> [REQUIREMENT] Return each line of the records below that contains the string "plot", copied in full.

(Layout dataset entries)
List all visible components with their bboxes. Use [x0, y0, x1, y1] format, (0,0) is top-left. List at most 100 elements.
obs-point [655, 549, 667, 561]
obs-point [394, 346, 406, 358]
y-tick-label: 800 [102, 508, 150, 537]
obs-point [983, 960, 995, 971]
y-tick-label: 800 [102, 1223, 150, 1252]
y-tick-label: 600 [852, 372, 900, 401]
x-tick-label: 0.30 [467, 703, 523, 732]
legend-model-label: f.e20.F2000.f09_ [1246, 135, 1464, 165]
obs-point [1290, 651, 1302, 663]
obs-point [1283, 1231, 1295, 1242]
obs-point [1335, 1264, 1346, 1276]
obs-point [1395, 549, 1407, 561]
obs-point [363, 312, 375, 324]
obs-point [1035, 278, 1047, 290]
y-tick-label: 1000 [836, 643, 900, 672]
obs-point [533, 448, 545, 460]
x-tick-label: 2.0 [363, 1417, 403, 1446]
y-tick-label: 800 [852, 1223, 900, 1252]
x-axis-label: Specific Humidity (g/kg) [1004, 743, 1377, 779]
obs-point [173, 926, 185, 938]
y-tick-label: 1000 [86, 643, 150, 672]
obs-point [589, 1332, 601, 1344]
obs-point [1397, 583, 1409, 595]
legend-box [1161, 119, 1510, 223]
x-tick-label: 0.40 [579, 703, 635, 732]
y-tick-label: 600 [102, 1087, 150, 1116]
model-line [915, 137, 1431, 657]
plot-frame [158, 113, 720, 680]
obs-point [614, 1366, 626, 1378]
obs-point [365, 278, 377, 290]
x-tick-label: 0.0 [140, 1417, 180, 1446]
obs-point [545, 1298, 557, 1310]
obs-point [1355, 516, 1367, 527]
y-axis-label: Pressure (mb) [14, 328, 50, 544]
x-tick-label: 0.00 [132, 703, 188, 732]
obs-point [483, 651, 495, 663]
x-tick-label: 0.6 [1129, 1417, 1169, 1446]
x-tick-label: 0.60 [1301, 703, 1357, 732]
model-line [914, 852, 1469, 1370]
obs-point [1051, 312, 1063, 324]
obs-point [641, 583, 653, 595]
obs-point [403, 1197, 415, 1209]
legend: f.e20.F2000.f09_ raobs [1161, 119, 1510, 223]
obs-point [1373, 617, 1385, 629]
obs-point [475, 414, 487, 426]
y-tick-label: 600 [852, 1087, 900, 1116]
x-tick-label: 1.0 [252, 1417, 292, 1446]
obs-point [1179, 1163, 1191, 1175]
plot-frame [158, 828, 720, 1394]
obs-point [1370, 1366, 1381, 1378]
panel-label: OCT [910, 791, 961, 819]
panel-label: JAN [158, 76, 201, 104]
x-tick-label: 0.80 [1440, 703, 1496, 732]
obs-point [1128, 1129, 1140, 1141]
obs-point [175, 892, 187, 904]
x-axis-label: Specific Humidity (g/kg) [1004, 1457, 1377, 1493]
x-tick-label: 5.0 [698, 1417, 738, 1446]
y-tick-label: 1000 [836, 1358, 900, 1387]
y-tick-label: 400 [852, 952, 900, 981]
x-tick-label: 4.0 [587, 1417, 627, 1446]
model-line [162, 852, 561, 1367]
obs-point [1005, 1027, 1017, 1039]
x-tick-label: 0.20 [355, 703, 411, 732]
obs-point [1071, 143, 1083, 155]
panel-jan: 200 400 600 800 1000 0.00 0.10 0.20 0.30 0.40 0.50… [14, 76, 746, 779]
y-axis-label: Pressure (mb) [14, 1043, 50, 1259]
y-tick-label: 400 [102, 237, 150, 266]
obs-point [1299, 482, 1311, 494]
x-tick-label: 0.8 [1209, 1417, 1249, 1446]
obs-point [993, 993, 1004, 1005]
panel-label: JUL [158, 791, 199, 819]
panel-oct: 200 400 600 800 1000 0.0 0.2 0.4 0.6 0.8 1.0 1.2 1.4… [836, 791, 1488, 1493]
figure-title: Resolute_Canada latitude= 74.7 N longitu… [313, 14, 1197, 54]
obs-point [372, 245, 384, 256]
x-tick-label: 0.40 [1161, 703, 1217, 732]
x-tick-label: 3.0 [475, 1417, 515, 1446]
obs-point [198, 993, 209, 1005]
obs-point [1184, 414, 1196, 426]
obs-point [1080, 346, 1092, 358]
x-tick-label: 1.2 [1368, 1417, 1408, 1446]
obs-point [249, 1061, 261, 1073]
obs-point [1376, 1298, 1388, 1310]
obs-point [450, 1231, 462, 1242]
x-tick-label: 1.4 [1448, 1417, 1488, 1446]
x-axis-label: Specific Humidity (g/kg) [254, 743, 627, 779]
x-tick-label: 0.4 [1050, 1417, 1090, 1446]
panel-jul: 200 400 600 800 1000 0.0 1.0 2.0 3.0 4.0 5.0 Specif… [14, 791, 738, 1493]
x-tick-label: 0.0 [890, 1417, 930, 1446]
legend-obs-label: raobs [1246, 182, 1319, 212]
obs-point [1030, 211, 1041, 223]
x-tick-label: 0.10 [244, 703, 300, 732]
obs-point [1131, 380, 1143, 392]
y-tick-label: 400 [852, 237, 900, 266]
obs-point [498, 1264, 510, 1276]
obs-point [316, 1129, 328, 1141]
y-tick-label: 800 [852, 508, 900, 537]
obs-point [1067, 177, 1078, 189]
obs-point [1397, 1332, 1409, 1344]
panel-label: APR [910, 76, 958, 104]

> [SOLUTION TO THE PROBLEM]
plot-frame [158, 113, 720, 680]
plot-frame [158, 828, 720, 1394]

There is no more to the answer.